Lines of data

-=-=-

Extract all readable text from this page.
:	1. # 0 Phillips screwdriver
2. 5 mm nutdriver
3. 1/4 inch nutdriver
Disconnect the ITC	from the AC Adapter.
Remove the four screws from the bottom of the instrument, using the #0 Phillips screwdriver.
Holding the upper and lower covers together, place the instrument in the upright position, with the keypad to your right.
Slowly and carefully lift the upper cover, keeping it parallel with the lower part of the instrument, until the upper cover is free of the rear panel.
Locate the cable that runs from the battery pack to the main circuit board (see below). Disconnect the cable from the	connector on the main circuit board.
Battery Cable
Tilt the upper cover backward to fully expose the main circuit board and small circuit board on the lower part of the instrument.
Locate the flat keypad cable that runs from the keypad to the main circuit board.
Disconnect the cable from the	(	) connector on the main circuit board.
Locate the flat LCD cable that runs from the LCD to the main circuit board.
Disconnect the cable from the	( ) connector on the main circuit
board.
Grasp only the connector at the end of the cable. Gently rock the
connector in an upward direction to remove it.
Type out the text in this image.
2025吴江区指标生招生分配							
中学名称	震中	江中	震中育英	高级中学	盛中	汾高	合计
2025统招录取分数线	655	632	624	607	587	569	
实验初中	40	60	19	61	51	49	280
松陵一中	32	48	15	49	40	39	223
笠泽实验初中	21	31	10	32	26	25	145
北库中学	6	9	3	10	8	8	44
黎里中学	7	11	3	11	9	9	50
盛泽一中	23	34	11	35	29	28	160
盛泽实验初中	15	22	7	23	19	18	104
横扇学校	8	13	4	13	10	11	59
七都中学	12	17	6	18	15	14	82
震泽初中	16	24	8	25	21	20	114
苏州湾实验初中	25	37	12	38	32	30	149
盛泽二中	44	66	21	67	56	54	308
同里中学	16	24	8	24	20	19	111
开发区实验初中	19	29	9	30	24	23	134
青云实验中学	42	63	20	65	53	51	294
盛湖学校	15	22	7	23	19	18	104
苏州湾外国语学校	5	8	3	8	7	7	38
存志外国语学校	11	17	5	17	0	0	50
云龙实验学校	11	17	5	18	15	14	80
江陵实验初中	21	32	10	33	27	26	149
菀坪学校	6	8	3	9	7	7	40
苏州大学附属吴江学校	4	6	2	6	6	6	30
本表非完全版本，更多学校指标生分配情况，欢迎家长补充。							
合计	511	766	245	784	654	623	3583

-=-=-

Print the whole listing exactly as it is.

Full response —
Extract all readable text from this page.
:	1. # 0 Phillips screwdriver
2. 5 mm nutdriver
3. 1/4 inch nutdriver
Disconnect the ITC	from the AC Adapter.
Remove the four screws from the bottom of the instrument, using the #0 Phillips screwdriver.
Holding the upper and lower covers together, place the instrument in the upright position, with the keypad to your right.
Slowly and carefully lift the upper cover, keeping it parallel with the lower part of the instrument, until the upper cover is free of the rear panel.
Locate the cable that runs from the battery pack to the main circuit board (see below). Disconnect the cable from the	connector on the main circuit board.
Battery Cable
Tilt the upper cover backward to fully expose the main circuit board and small circuit board on the lower part of the instrument.
Locate the flat keypad cable that runs from the keypad to the main circuit board.
Disconnect the cable from the	(	) connector on the main circuit board.
Locate the flat LCD cable that runs from the LCD to the main circuit board.
Disconnect the cable from the	( ) connector on the main circuit
board.
Grasp only the connector at the end of the cable. Gently rock the
connector in an upward direction to remove it.
Type out the text in this image.
2025吴江区指标生招生分配							
中学名称	震中	江中	震中育英	高级中学	盛中	汾高	合计
2025统招录取分数线	655	632	624	607	587	569	
实验初中	40	60	19	61	51	49	280
松陵一中	32	48	15	49	40	39	223
笠泽实验初中	21	31	10	32	26	25	145
北库中学	6	9	3	10	8	8	44
黎里中学	7	11	3	11	9	9	50
盛泽一中	23	34	11	35	29	28	160
盛泽实验初中	15	22	7	23	19	18	104
横扇学校	8	13	4	13	10	11	59
七都中学	12	17	6	18	15	14	82
震泽初中	16	24	8	25	21	20	114
苏州湾实验初中	25	37	12	38	32	30	149
盛泽二中	44	66	21	67	56	54	308
同里中学	16	24	8	24	20	19	111
开发区实验初中	19	29	9	30	24	23	134
青云实验中学	42	63	20	65	53	51	294
盛湖学校	15	22	7	23	19	18	104
苏州湾外国语学校	5	8	3	8	7	7	38
存志外国语学校	11	17	5	17	0	0	50
云龙实验学校	11	17	5	18	15	14	80
江陵实验初中	21	32	10	33	27	26	149
菀坪学校	6	8	3	9	7	7	40
苏州大学附属吴江学校	4	6	2	6	6	6	30
本表非完全版本，更多学校指标生分配情况，欢迎家长补充。							
合计	511	766	245	784	654	623	3583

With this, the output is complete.